• [Task objective]: Scan the records for the string "synchronisiert"; copy each line where it occurs.
[Start]
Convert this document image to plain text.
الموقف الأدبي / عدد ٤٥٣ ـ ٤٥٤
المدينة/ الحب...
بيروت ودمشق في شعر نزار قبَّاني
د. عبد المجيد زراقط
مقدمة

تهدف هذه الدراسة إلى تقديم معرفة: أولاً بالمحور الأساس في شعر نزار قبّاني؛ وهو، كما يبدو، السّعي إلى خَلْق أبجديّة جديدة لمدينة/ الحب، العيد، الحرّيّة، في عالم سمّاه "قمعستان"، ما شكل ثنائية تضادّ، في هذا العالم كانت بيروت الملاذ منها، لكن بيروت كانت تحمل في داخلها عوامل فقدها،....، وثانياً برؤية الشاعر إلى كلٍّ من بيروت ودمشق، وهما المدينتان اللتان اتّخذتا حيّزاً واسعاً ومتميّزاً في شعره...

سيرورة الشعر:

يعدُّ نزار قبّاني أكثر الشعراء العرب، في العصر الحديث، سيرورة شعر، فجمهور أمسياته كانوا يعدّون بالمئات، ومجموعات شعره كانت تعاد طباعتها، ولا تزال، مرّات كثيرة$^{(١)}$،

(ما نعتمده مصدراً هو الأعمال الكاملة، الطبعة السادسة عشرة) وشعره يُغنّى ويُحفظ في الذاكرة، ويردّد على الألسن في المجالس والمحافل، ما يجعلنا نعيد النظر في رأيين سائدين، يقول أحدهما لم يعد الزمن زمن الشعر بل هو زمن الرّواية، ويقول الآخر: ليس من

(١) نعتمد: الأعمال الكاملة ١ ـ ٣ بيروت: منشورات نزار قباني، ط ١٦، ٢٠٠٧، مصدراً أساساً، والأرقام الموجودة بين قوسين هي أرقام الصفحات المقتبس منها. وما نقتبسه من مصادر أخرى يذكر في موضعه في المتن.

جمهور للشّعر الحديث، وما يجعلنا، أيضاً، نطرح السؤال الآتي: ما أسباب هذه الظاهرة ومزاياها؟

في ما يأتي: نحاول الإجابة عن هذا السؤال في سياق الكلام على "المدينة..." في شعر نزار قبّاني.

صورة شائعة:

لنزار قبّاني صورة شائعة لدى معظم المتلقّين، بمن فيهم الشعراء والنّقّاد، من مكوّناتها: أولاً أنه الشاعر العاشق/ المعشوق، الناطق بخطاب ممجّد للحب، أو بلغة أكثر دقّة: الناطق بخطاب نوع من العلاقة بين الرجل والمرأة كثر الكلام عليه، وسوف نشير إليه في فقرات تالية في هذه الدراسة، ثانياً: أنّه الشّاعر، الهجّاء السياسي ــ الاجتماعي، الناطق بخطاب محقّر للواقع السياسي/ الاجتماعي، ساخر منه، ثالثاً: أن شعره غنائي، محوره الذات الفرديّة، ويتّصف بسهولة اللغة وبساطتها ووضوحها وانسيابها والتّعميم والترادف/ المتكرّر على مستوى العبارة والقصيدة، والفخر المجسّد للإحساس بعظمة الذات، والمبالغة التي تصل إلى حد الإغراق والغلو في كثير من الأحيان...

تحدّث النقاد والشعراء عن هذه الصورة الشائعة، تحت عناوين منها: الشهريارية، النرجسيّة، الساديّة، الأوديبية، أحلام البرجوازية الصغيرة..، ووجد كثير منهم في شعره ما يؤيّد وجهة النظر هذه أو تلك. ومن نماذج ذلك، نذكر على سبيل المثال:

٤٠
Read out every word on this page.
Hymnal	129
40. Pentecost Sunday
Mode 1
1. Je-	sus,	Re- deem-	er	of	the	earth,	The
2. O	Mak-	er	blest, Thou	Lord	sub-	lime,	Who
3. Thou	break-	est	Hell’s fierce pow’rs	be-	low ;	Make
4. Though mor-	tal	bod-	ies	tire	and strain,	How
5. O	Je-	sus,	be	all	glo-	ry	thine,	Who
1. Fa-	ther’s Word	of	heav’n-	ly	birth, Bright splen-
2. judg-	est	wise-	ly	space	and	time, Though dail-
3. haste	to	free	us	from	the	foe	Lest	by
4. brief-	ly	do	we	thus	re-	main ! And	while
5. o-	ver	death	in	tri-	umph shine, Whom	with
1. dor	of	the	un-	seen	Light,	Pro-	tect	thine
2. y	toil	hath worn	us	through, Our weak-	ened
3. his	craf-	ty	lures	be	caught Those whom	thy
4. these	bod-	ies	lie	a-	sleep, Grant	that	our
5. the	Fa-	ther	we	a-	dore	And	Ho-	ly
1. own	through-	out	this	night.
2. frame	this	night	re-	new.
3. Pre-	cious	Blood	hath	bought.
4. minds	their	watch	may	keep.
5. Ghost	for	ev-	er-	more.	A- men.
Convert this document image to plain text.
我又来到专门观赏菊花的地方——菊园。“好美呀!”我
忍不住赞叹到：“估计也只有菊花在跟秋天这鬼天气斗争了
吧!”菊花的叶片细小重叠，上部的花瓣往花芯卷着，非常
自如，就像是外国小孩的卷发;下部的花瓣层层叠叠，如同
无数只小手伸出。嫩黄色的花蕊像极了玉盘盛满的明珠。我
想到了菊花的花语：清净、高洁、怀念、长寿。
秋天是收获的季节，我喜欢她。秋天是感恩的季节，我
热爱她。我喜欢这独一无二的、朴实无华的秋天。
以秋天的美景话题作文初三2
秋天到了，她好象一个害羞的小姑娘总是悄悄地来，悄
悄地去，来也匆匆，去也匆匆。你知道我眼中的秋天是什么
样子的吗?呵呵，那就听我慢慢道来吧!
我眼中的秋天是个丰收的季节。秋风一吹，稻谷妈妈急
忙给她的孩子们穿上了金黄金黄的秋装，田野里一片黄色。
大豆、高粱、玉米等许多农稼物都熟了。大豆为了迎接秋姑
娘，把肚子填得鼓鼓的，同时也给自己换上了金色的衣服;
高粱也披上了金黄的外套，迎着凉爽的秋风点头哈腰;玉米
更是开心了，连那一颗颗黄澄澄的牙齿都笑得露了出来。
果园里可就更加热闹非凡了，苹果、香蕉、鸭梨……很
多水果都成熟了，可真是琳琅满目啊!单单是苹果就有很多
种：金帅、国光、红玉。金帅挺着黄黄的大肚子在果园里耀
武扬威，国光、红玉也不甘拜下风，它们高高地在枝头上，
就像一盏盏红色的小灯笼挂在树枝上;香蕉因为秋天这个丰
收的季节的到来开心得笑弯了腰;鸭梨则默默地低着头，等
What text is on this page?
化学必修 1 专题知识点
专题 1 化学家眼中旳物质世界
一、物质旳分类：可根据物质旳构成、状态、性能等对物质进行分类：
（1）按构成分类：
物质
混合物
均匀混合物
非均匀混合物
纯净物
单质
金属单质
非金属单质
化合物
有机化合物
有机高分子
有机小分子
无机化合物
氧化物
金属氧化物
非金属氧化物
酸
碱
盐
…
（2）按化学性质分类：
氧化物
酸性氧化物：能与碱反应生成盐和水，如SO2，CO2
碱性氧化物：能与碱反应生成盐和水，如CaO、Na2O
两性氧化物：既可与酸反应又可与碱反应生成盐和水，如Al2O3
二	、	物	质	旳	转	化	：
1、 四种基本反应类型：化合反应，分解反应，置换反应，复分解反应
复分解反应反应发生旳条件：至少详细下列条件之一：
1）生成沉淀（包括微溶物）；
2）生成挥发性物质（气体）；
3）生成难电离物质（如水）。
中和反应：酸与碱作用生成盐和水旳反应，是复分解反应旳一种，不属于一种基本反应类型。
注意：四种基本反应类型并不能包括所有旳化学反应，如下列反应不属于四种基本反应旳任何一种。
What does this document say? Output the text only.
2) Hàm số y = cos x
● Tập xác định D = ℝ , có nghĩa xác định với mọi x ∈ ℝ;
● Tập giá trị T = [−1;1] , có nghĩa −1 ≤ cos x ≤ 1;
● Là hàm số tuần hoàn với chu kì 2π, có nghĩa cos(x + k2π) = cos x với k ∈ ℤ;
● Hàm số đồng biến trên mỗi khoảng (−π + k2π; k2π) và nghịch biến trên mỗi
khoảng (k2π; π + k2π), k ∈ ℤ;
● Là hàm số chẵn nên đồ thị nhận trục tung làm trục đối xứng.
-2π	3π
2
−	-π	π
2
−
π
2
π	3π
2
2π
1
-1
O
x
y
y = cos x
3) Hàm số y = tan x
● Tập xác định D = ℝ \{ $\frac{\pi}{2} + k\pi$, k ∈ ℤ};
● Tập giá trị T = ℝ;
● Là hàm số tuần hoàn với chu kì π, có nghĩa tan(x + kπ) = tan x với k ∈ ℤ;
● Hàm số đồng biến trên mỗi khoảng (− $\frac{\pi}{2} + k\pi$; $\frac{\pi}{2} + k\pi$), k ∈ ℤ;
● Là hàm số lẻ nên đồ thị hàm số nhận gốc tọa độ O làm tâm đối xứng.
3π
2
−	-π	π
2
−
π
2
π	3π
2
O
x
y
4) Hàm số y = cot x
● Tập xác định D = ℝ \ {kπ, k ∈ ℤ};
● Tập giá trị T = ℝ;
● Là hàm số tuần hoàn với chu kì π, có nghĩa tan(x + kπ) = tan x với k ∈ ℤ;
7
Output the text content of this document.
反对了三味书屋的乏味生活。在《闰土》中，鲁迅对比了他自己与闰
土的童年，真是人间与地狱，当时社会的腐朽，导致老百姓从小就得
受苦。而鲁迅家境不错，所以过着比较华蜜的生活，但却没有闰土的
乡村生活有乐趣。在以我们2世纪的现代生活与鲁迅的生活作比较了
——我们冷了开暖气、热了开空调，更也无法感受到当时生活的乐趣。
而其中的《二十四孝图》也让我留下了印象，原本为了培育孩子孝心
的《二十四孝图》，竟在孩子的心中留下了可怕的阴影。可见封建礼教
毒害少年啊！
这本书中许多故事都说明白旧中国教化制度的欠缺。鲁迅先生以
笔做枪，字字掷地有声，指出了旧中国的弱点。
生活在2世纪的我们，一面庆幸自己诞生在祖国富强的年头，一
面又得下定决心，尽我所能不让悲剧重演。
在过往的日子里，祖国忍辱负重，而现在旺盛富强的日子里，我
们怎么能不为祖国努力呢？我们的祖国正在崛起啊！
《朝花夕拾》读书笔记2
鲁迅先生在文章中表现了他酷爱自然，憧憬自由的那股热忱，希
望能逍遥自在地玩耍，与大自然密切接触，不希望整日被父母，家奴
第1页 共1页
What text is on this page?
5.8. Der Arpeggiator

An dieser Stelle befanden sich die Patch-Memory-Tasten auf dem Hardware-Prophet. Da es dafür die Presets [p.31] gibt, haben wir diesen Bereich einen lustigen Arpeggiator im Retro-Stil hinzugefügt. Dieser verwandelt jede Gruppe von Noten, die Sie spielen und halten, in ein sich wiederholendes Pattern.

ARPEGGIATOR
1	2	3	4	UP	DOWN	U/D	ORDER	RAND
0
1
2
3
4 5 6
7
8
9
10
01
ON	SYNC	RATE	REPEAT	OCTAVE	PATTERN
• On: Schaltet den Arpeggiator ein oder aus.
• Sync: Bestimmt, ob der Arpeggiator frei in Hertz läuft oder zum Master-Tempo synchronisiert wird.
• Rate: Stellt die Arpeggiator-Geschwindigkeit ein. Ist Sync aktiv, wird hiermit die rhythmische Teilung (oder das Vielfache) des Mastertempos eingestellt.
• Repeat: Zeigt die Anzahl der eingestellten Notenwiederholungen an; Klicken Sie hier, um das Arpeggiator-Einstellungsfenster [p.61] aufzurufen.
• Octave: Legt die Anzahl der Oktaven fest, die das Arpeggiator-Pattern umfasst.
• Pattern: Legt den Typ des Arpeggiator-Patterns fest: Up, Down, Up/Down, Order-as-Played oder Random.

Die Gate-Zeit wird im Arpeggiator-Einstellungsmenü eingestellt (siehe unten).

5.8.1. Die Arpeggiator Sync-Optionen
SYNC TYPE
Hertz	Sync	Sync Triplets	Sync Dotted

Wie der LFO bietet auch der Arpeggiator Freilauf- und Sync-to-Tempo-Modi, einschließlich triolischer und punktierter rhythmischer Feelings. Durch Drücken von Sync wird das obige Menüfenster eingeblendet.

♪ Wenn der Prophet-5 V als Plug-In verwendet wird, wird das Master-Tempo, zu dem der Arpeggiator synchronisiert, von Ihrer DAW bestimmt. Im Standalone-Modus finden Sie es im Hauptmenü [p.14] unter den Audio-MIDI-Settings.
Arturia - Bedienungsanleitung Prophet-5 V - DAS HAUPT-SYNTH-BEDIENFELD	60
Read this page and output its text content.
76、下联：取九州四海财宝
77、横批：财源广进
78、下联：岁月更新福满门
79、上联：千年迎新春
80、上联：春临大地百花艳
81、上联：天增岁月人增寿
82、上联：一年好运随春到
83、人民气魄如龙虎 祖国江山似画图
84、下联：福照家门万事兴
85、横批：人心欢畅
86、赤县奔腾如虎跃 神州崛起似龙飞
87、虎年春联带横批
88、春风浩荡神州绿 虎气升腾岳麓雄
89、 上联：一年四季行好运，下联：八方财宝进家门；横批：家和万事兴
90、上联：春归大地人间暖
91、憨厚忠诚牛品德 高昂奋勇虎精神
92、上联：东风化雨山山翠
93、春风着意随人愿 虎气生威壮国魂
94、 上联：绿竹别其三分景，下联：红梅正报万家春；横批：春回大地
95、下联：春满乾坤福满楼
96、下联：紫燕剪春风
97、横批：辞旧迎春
[End]
• [Response to this task]:
• Sync: Bestimmt, ob der Arpeggiator frei in Hertz läuft oder zum Master-Tempo synchronisiert wird.
♪ Wenn der Prophet-5 V als Plug-In verwendet wird, wird das Master-Tempo, zu dem der Arpeggiator synchronisiert, von Ihrer DAW bestimmt. Im Standalone-Modus finden Sie es im Hauptmenü [p.14] unter den Audio-MIDI-Settings.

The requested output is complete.